** begin Excerpted passage **

If actual business model profitability fails to support the scale of AI infrastructure investments, it could lead to downward guidance revisions across the entire hardware supply chain.
Additionally, bottlenecks in semiconductor manufacturing and packaging processes resulting from global geopolitical tensions remain an ongoing risk that could trigger abrupt passive capital outflows.
Lastly, if the US 10-year Treasury yield (US10Y) breaks new highs and higher interest rates persist, downward multiple compression for growth stocks will be inevitable.
Investment Perspective
The unprecedented volume of liquidity flowing into Philadelphia Semiconductor ETFs serves as a sturdy backstop, demonstrating the robust expansion of the AI hardware ecosystem.
However, given the short-term overbought RSI signals and the high volatility of domestic and international leveraged products, a staggered dollar-cost averaging approach is more appropriate than aggressively chasing the rally.
For investors who trust the long-term growth trajectory, utilizing large-cap passive ETFs (SMH, SOXX) to offset the earnings volatility of individual stocks could be an excellent alternative.
It is essential to monitor shifts in macroeconomic indicators like the US Dollar Index (DXY) and the Volatility Index (VIX) to gauge the continuity of these capital inflows.
Investor Checklist Q&A
Q1. Which ETF is better to choose between SMH and SOXX?
A1. Because SMH has a higher concentration in specific leading companies like Nvidia, its performance tends to be maximized during rallies of leading stocks. On the other hand, SOXX offers relatively diversified exposure across the US semiconductor value chain, making it more suitable for stability-seeking investors.
Q2. What is the key driver behind the recent record-breaking inflows into semiconductor ETFs?

** end Excerpted passage **
** begin Supplied material **

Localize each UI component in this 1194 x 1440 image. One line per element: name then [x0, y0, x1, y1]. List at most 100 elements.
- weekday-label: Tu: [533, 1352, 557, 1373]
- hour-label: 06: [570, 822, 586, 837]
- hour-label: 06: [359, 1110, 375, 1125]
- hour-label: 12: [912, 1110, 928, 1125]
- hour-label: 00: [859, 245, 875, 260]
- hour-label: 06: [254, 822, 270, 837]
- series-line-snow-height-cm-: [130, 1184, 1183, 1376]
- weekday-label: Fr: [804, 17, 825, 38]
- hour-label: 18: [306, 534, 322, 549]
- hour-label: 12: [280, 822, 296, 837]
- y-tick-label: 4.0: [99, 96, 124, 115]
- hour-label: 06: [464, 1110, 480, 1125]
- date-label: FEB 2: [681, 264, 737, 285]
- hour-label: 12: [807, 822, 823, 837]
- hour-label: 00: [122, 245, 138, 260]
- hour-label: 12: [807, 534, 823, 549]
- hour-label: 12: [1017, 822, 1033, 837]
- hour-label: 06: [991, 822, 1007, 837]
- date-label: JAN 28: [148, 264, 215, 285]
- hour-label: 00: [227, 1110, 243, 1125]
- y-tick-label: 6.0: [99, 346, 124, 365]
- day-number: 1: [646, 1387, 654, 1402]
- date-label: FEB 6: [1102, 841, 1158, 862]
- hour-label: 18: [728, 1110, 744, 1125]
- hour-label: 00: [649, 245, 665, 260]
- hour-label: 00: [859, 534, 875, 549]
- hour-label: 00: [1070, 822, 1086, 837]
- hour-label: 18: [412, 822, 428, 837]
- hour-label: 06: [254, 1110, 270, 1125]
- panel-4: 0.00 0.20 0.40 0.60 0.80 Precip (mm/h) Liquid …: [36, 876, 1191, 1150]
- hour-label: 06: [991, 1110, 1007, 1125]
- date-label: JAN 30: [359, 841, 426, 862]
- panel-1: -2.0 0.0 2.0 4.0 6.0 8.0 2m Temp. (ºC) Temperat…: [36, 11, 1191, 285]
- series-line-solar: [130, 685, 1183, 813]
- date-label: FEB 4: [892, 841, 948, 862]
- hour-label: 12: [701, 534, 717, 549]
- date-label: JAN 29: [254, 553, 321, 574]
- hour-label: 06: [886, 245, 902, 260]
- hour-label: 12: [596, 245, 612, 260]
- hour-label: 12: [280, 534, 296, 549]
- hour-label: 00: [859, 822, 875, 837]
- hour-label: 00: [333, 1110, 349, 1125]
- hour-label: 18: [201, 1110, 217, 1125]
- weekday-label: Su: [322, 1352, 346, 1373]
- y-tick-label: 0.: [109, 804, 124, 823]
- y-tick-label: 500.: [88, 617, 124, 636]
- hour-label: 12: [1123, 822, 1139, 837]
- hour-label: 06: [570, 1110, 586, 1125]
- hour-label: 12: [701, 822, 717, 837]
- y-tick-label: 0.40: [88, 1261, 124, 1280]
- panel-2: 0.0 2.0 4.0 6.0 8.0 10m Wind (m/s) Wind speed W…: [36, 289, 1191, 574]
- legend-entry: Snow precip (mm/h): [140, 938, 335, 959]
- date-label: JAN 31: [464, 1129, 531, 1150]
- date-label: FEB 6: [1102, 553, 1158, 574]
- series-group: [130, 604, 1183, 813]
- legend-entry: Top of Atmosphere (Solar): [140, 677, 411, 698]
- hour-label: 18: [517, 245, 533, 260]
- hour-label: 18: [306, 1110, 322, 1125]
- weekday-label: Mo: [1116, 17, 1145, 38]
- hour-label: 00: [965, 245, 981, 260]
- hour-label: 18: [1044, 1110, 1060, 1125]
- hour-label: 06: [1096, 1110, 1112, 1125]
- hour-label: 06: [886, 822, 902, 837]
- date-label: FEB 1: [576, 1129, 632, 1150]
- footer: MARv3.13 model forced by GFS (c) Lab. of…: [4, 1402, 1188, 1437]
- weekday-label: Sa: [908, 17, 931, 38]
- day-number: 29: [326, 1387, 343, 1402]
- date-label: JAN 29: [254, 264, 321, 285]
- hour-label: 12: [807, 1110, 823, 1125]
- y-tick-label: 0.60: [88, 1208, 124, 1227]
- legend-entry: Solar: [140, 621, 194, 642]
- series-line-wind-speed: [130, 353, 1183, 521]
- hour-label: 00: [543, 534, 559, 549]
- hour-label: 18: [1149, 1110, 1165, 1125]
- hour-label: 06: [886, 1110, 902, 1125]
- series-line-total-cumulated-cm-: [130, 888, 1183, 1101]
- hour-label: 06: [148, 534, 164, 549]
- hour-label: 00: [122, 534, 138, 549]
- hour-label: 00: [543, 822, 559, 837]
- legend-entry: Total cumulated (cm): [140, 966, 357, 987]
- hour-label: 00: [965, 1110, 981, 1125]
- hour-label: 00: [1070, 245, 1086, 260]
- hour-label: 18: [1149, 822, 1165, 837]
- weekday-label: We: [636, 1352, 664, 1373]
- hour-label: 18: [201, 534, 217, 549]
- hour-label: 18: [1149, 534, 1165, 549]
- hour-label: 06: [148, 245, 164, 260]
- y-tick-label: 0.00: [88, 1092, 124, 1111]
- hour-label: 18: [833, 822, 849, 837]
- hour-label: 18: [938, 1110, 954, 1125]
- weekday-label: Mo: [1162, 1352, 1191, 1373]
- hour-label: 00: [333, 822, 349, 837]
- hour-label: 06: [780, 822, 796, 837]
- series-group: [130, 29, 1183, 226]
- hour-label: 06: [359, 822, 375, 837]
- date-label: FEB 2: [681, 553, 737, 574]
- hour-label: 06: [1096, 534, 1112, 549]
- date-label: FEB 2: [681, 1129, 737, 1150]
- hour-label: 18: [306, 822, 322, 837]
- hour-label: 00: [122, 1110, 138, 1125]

** end Supplied material **

[Goal] Pick up the semiconductor ETF passage after its final line and write the part that comes next.

[Expected answer]
A2. As Big Tech companies sharply increased their capital expenditures (CAPEX) for AI infrastructure, their earnings performance improved visibly. This prompted global passive and retail capital to concentrate heavily on the semiconductor sector, which is backed by concrete tangible profits.
Q3. What is the impact of the large-cap semiconductor leverage ETFs listed in the Korean market?
A3. In the short term, they have amplified index volatility by heavily drawing capital into top market-cap stocks like Samsung Electronics and SK Hynix. However, they have also contributed to bringing new liquidity into the market and increasing the number of educated investors.
Q4. Why does a rise in the US 10-year Treasury yield (US10Y) put downward pressure on semiconductor stock multiples?
A4. Rising Treasury yields increase the discount rate used to calculate the present value of future corporate earnings. This leads to downward revisions of fair stock prices for high-valuation growth sectors like semiconductors.
Q5. How does anticipation around SK Hynix's inclusion in the Philadelphia Semiconductor Index affect liquidity?
A5. If the company successfully lists US ADRs and gains index inclusion, it will trigger mechanical buying demand (estimated at around $2.79 billion) from global passive funds tracking the index, creating a highly stable liquidity base.